Which lines hold the word "Статистические"? Show each of them.
━━━ RECORDED INFORMATION ━━━
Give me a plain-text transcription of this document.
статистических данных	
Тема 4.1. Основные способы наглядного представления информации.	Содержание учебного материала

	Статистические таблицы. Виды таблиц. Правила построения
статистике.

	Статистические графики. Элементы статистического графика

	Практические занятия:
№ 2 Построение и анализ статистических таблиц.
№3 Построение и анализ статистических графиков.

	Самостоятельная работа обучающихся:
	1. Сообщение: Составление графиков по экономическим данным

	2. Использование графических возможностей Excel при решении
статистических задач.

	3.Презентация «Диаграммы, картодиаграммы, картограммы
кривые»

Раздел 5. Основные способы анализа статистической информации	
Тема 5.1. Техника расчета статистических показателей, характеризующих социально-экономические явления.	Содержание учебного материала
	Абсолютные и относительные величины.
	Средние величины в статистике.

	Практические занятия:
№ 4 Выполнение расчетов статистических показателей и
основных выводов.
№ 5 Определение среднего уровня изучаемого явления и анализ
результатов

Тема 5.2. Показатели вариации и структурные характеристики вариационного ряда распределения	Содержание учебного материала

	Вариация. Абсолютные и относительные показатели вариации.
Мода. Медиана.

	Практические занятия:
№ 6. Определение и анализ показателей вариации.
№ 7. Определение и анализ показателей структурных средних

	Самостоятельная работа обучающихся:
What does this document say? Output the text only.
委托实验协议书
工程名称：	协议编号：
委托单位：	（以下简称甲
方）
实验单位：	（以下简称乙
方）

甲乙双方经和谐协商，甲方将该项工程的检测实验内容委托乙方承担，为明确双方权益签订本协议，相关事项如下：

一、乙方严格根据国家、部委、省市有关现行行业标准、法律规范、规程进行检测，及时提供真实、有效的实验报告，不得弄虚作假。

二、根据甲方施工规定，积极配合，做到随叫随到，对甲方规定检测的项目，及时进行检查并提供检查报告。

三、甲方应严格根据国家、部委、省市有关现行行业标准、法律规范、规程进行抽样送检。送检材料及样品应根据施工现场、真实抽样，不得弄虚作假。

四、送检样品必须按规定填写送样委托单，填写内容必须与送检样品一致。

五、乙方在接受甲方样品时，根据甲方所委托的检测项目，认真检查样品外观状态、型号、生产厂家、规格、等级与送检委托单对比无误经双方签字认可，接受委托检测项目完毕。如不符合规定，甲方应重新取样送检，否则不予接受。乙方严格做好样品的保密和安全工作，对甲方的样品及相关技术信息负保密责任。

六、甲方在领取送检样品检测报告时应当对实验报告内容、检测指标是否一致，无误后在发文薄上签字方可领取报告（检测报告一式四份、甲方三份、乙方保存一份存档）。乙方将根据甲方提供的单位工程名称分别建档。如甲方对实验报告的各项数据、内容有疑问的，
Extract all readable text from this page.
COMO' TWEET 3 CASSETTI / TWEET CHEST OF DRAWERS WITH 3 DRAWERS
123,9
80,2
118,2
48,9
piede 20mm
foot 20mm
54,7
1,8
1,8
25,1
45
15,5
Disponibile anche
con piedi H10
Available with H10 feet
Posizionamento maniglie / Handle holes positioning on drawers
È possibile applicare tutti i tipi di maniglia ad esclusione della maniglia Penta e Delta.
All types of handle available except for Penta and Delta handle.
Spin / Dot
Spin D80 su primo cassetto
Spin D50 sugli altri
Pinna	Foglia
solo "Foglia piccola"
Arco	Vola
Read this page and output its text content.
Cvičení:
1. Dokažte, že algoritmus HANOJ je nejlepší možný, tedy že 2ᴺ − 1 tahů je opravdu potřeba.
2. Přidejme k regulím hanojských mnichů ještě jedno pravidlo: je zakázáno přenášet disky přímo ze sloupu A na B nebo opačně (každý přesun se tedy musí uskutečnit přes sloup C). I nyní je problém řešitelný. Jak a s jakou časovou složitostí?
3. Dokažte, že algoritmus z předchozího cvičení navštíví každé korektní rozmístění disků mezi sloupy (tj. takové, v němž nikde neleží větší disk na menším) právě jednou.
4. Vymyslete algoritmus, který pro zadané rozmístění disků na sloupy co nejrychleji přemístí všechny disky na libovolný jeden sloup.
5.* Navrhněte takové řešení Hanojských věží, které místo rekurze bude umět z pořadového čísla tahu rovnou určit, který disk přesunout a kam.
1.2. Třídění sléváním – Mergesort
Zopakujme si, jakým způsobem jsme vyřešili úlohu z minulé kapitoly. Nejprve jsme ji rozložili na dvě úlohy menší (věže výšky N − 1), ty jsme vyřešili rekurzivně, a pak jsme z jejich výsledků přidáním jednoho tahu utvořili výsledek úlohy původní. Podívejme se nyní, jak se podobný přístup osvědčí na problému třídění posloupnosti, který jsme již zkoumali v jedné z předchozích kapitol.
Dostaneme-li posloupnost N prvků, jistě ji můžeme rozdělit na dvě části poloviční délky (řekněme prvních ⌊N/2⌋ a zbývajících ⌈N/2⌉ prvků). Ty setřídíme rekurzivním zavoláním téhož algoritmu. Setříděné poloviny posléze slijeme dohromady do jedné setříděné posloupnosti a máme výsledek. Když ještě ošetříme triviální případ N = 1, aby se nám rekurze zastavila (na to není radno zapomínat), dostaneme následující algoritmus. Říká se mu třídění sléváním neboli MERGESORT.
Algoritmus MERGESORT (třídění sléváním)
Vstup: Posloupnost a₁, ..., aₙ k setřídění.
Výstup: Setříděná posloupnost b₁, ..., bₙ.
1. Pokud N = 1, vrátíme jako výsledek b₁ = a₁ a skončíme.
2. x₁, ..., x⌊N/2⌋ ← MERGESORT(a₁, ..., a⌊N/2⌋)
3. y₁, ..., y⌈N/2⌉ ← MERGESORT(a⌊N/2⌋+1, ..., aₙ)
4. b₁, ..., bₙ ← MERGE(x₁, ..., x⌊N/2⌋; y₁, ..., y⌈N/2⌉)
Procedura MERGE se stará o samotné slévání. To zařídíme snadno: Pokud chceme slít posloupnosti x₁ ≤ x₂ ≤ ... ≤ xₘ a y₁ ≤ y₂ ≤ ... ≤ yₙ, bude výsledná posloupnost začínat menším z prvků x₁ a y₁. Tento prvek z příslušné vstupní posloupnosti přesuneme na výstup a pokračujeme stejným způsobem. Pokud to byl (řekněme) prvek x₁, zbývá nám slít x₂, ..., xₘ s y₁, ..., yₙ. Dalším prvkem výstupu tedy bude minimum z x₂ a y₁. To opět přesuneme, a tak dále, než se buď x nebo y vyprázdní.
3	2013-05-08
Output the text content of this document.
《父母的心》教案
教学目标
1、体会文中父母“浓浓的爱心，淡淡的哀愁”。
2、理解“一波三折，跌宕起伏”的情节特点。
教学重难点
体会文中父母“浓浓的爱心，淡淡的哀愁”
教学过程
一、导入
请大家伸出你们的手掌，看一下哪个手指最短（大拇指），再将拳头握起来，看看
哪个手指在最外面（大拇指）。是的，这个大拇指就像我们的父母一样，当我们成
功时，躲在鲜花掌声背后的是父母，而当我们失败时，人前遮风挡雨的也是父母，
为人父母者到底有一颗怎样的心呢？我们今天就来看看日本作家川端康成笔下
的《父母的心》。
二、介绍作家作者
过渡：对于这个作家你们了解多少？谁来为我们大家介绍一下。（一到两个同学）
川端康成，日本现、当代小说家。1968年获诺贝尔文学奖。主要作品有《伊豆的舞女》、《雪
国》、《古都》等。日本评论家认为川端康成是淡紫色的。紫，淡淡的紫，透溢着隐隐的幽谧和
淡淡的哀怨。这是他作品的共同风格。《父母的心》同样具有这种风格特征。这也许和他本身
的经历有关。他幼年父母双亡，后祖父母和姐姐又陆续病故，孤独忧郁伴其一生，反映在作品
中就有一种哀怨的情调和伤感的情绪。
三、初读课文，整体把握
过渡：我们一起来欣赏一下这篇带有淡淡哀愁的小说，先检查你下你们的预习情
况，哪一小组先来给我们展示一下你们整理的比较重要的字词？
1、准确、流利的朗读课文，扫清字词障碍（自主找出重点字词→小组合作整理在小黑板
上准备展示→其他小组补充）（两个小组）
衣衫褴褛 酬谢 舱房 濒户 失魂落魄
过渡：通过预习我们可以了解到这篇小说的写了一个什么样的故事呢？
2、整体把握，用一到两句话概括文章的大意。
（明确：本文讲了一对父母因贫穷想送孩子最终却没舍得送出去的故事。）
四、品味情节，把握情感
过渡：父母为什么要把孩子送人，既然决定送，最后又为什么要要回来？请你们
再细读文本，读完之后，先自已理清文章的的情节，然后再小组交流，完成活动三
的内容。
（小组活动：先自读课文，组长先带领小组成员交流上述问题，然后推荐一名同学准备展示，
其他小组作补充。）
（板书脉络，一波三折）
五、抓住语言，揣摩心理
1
━━━
ANSWER TO THE EXERCISE =
	Статистические таблицы. Виды таблиц. Правила построения
	Статистические графики. Элементы статистического графика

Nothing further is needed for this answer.